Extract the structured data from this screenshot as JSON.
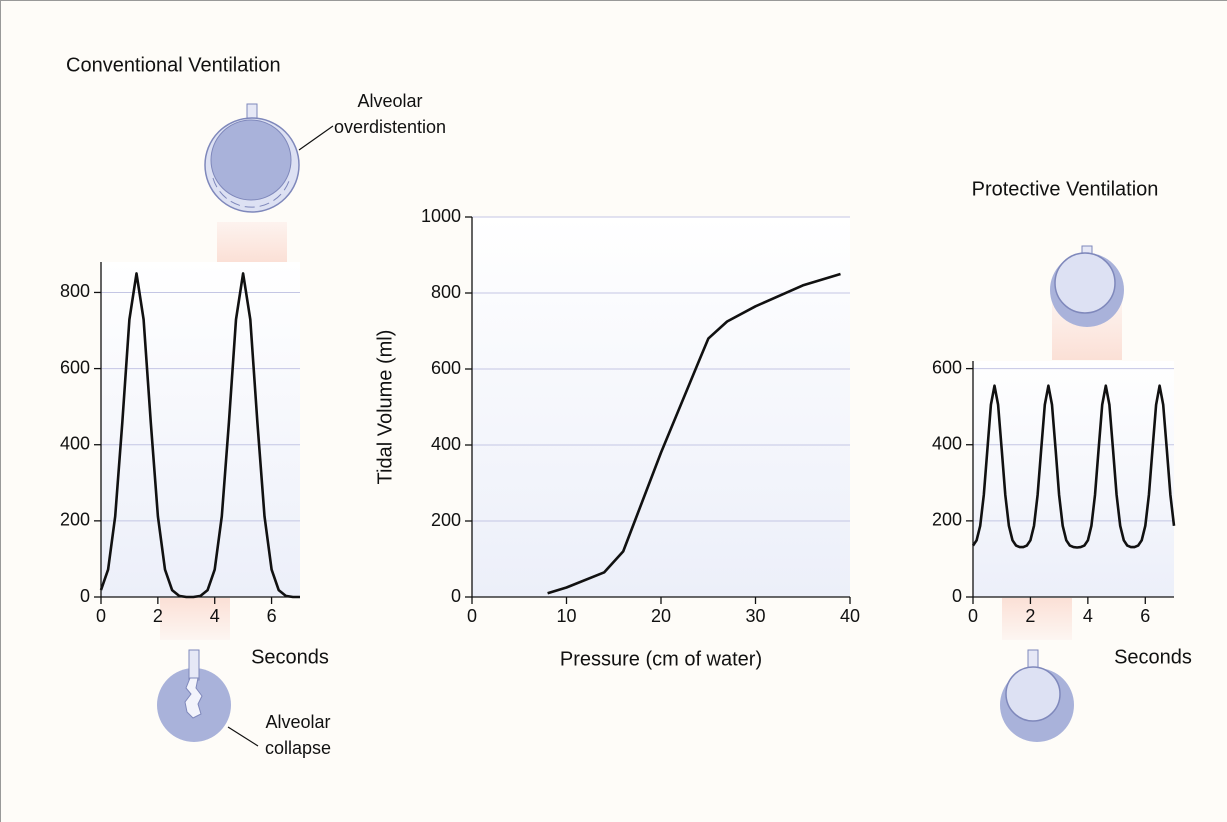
{
  "chart_data": [
    {
      "type": "line",
      "title": "Conventional Ventilation",
      "xlabel": "Seconds",
      "annotations": [
        [
          "Alveolar",
          "overdistention"
        ],
        [
          "Alveolar",
          "collapse"
        ]
      ],
      "x": [
        0,
        0.25,
        0.5,
        0.75,
        1,
        1.25,
        1.5,
        1.75,
        2,
        2.25,
        2.5,
        2.75,
        3,
        3.25,
        3.5,
        3.75,
        4,
        4.25,
        4.5,
        4.75,
        5,
        5.25,
        5.5,
        5.75,
        6,
        6.25,
        6.5,
        6.75,
        7
      ],
      "values": [
        18,
        72,
        212,
        458,
        729,
        850,
        729,
        458,
        212,
        72,
        18,
        3,
        0,
        0,
        3,
        18,
        72,
        212,
        458,
        729,
        850,
        729,
        458,
        212,
        72,
        18,
        3,
        0,
        0
      ],
      "color": "#111111",
      "xlim": [
        0,
        7
      ],
      "ylim": [
        0,
        880
      ],
      "xticks": [
        0,
        2,
        4,
        6
      ],
      "yticks": [
        0,
        200,
        400,
        600,
        800
      ],
      "grid": true
    },
    {
      "type": "line",
      "xlabel": "Pressure (cm of water)",
      "ylabel": "Tidal Volume (ml)",
      "x": [
        8,
        10,
        14,
        16,
        18,
        20,
        22,
        24,
        25,
        27,
        30,
        35,
        39
      ],
      "values": [
        10,
        25,
        65,
        120,
        250,
        380,
        500,
        620,
        680,
        725,
        765,
        820,
        850
      ],
      "color": "#111111",
      "xlim": [
        0,
        40
      ],
      "ylim": [
        0,
        1000
      ],
      "xticks": [
        0,
        10,
        20,
        30,
        40
      ],
      "yticks": [
        0,
        200,
        400,
        600,
        800,
        1000
      ],
      "grid": true
    },
    {
      "type": "line",
      "title": "Protective Ventilation",
      "xlabel": "Seconds",
      "x": [
        0,
        0.125,
        0.25,
        0.375,
        0.5,
        0.625,
        0.75,
        0.875,
        1,
        1.125,
        1.25,
        1.375,
        1.5,
        1.625,
        1.75,
        1.875,
        2,
        2.125,
        2.25,
        2.375,
        2.5,
        2.625,
        2.75,
        2.875,
        3,
        3.125,
        3.25,
        3.375,
        3.5,
        3.625,
        3.75,
        3.875,
        4,
        4.125,
        4.25,
        4.375,
        4.5,
        4.625,
        4.75,
        4.875,
        5,
        5.125,
        5.25,
        5.375,
        5.5,
        5.625,
        5.75,
        5.875,
        6,
        6.125,
        6.25,
        6.375,
        6.5,
        6.625,
        6.75,
        6.875,
        7
      ],
      "values": [
        135,
        149,
        187,
        268,
        388,
        505,
        555,
        505,
        388,
        268,
        187,
        149,
        135,
        131,
        131,
        135,
        149,
        187,
        268,
        388,
        505,
        555,
        505,
        388,
        268,
        187,
        149,
        135,
        131,
        130,
        131,
        135,
        149,
        187,
        268,
        388,
        505,
        555,
        505,
        388,
        268,
        187,
        149,
        135,
        131,
        131,
        135,
        149,
        187,
        268,
        388,
        505,
        555,
        505,
        388,
        268,
        187
      ],
      "color": "#111111",
      "xlim": [
        0,
        7
      ],
      "ylim": [
        0,
        620
      ],
      "xticks": [
        0,
        2,
        4,
        6
      ],
      "yticks": [
        0,
        200,
        400,
        600
      ],
      "grid": true
    }
  ]
}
■ ■ ■ ■
• **GIVEN INSTRUCTION**
The entries above should be reproduced exactly, without their pictures.

• **ANSWER FOR THIS EXERCISE**
Extract the structured data from this screenshot as JSON.
{
  "chart_data": [
    {
      "type": "line",
      "title": "Conventional Ventilation",
      "xlabel": "Seconds",
      "annotations": [
        [
          "Alveolar",
          "overdistention"
        ],
        [
          "Alveolar",
          "collapse"
        ]
      ],
      "x": [
        0,
        0.25,
        0.5,
        0.75,
        1,
        1.25,
        1.5,
        1.75,
        2,
        2.25,
        2.5,
        2.75,
        3,
        3.25,
        3.5,
        3.75,
        4,
        4.25,
        4.5,
        4.75,
        5,
        5.25,
        5.5,
        5.75,
        6,
        6.25,
        6.5,
        6.75,
        7
      ],
      "values": [
        18,
        72,
        212,
        458,
        729,
        850,
        729,
        458,
        212,
        72,
        18,
        3,
        0,
        0,
        3,
        18,
        72,
        212,
        458,
        729,
        850,
        729,
        458,
        212,
        72,
        18,
        3,
        0,
        0
      ],
      "color": "#111111",
      "xlim": [
        0,
        7
      ],
      "ylim": [
        0,
        880
      ],
      "xticks": [
        0,
        2,
        4,
        6
      ],
      "yticks": [
        0,
        200,
        400,
        600,
        800
      ],
      "grid": true
    },
    {
      "type": "line",
      "xlabel": "Pressure (cm of water)",
      "ylabel": "Tidal Volume (ml)",
      "x": [
        8,
        10,
        14,
        16,
        18,
        20,
        22,
        24,
        25,
        27,
        30,
        35,
        39
      ],
      "values": [
        10,
        25,
        65,
        120,
        250,
        380,
        500,
        620,
        680,
        725,
        765,
        820,
        850
      ],
      "color": "#111111",
      "xlim": [
        0,
        40
      ],
      "ylim": [
        0,
        1000
      ],
      "xticks": [
        0,
        10,
        20,
        30,
        40
      ],
      "yticks": [
        0,
        200,
        400,
        600,
        800,
        1000
      ],
      "grid": true
    },
    {
      "type": "line",
      "title": "Protective Ventilation",
      "xlabel": "Seconds",
      "x": [
        0,
        0.125,
        0.25,
        0.375,
        0.5,
        0.625,
        0.75,
        0.875,
        1,
        1.125,
        1.25,
        1.375,
        1.5,
        1.625,
        1.75,
        1.875,
        2,
        2.125,
        2.25,
        2.375,
        2.5,
        2.625,
        2.75,
        2.875,
        3,
        3.125,
        3.25,
        3.375,
        3.5,
        3.625,
        3.75,
        3.875,
        4,
        4.125,
        4.25,
        4.375,
        4.5,
        4.625,
        4.75,
        4.875,
        5,
        5.125,
        5.25,
        5.375,
        5.5,
        5.625,
        5.75,
        5.875,
        6,
        6.125,
        6.25,
        6.375,
        6.5,
        6.625,
        6.75,
        6.875,
        7
      ],
      "values": [
        135,
        149,
        187,
        268,
        388,
        505,
        555,
        505,
        388,
        268,
        187,
        149,
        135,
        131,
        131,
        135,
        149,
        187,
        268,
        388,
        505,
        555,
        505,
        388,
        268,
        187,
        149,
        135,
        131,
        130,
        131,
        135,
        149,
        187,
        268,
        388,
        505,
        555,
        505,
        388,
        268,
        187,
        149,
        135,
        131,
        131,
        135,
        149,
        187,
        268,
        388,
        505,
        555,
        505,
        388,
        268,
        187
      ],
      "color": "#111111",
      "xlim": [
        0,
        7
      ],
      "ylim": [
        0,
        620
      ],
      "xticks": [
        0,
        2,
        4,
        6
      ],
      "yticks": [
        0,
        200,
        400,
        600
      ],
      "grid": true
    }
  ]
}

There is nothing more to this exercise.